▸ **EXCERPTED TEXT**

-*-*-

Disclaimer: I am not an attorney and this article is not intended as a substitute for advice from the appropriate legal, zoning, financial, construction and/or tax professionals. This information is provided for educational purposes only and is made without warranties or representations
Property taxes are often a significant expense for homeowners, real estate investors, and corporations that own their own facilities. It’s a big enough expense that it’s worth knowing everything there is to know about it, and proper forecasting can be critical to finances throughout the year.
One of the most challenging aspects of property taxes is that they’re assessed on the city or county level, so even if you’ve owned property elsewhere in the country, you may not know everything you need to know for local property taxes in the San Diego area.
So, here’s a refresher on what you need to know for both California in general and San Diego specifically.
First, property taxes are assessed every year, but the calculations that determine how much you pay are not repeated annually. A property tax calculation only occurs when ownership of the property changes (except inheritance, which you can read more about here) or when a new building is constructed.
When a new value assessment is required, an auditor or assessor will evaluate the property, come up with its value, and apply adjustments as needed. From there, the value is passed to the county controller, who uses the proper tax rate for that value and issues you a tax bill to pay.
Property taxes are calculated using two figures: the value of the property and the effective tax rate.
In California, under Proposition 13, the value is only assessed under a change of ownership. That means the longer you hold a property that increases in market value, the better off you are with a lower tax bill.
Meanwhile, the effective tax rate can change from year to year. Property taxes are made up of a variety of millages from different sources, generally aimed at supporting the local community. Libraries, school districts, fire departments, and other local agencies propose those millages, which are then voted on and adjusted to the overall tax rate.

-*-*-

▸ **WHAT TO DO**
- 1) Translate this sentence from the property tax article into Spanish: "Property taxes are calculated using two figures: the value of the property and the effective tax rate."
- 2) Reproduce the passage of the property tax article that opens with the words containing "First, property taxes" and closes with "lower tax bill.".

-*-*-

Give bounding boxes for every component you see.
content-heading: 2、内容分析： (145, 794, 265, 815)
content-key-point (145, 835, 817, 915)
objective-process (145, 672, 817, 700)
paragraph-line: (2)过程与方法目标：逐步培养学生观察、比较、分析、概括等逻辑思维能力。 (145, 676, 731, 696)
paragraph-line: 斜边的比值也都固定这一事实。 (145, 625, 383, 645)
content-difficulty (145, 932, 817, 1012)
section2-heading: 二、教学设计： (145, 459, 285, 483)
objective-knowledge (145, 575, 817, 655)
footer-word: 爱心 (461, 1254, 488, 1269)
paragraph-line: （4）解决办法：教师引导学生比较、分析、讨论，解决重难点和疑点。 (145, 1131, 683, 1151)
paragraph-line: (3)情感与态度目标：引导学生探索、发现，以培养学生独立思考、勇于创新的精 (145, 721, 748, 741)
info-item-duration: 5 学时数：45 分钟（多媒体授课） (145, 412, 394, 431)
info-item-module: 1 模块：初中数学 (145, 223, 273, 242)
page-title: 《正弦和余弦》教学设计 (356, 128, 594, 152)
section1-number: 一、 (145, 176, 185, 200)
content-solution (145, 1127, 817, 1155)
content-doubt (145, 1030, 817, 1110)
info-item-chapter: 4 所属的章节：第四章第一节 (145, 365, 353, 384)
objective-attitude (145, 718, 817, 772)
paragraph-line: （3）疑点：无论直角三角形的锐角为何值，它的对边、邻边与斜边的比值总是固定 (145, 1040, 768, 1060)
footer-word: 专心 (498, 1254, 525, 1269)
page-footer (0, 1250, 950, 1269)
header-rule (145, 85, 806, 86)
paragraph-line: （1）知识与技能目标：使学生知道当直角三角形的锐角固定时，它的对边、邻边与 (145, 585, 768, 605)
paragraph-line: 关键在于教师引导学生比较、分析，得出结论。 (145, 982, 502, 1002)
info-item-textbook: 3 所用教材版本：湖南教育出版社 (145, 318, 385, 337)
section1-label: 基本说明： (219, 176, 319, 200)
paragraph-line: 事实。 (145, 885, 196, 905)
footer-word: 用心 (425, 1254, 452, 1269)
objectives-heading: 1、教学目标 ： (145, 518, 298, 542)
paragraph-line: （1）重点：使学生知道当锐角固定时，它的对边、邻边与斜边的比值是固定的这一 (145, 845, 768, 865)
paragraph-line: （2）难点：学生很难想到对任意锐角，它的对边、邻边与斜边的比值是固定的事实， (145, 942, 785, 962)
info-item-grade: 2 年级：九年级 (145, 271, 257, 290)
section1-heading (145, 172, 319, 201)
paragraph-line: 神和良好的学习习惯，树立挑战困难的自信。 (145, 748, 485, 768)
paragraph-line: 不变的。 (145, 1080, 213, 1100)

-*-*-

▸ **FULL SOLUTIONS**
- 1) Los impuestos sobre la propiedad se calculan con dos cifras: el valor de la propiedad y la tasa impositiva efectiva.

- 2)
First, property taxes are assessed every year, but the calculations that determine how much you pay are not repeated annually. A property tax calculation only occurs when ownership of the property changes (except inheritance, which you can read more about here) or when a new building is constructed.
When a new value assessment is required, an auditor or assessor will evaluate the property, come up with its value, and apply adjustments as needed. From there, the value is passed to the county controller, who uses the proper tax rate for that value and issues you a tax bill to pay.
Property taxes are calculated using two figures: the value of the property and the effective tax rate.
In California, under Proposition 13, the value is only assessed under a change of ownership. That means the longer you hold a property that increases in market value, the better off you are with a lower tax bill.